Give the number of lines in the entries that contain "Hasselt". State only the count.
━━━ Input records
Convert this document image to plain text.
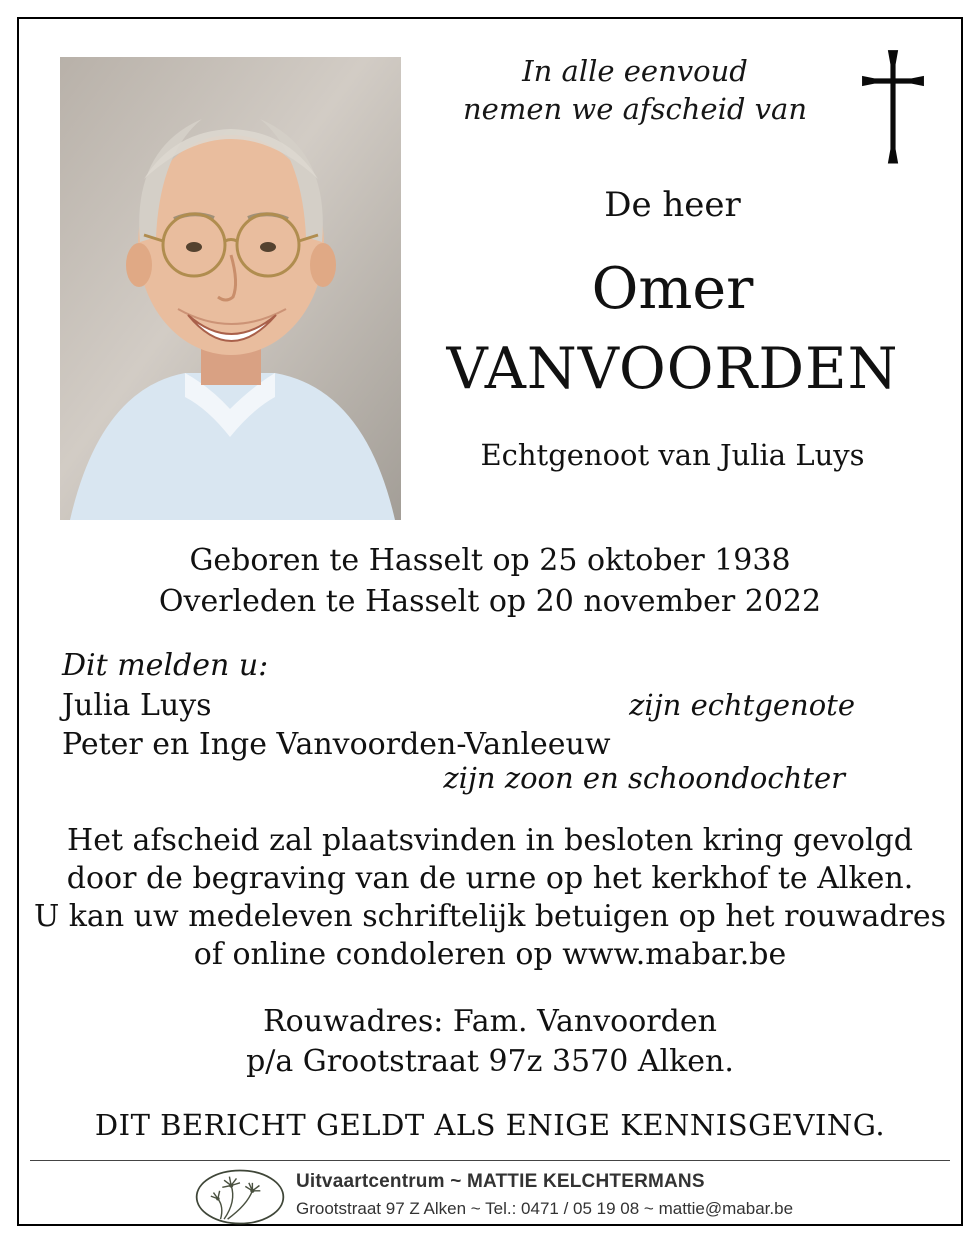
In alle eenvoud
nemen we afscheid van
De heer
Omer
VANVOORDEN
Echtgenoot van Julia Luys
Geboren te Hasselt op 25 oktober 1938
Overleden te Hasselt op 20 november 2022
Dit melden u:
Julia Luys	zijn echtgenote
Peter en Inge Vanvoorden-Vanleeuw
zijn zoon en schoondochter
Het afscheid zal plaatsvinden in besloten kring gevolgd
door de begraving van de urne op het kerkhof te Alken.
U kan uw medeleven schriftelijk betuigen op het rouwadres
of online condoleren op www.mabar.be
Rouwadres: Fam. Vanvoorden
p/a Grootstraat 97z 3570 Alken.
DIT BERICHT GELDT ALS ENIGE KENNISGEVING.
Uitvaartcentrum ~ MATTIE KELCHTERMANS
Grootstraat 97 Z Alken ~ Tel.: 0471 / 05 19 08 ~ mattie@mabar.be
━━━━━━
> _Response to this task_: 2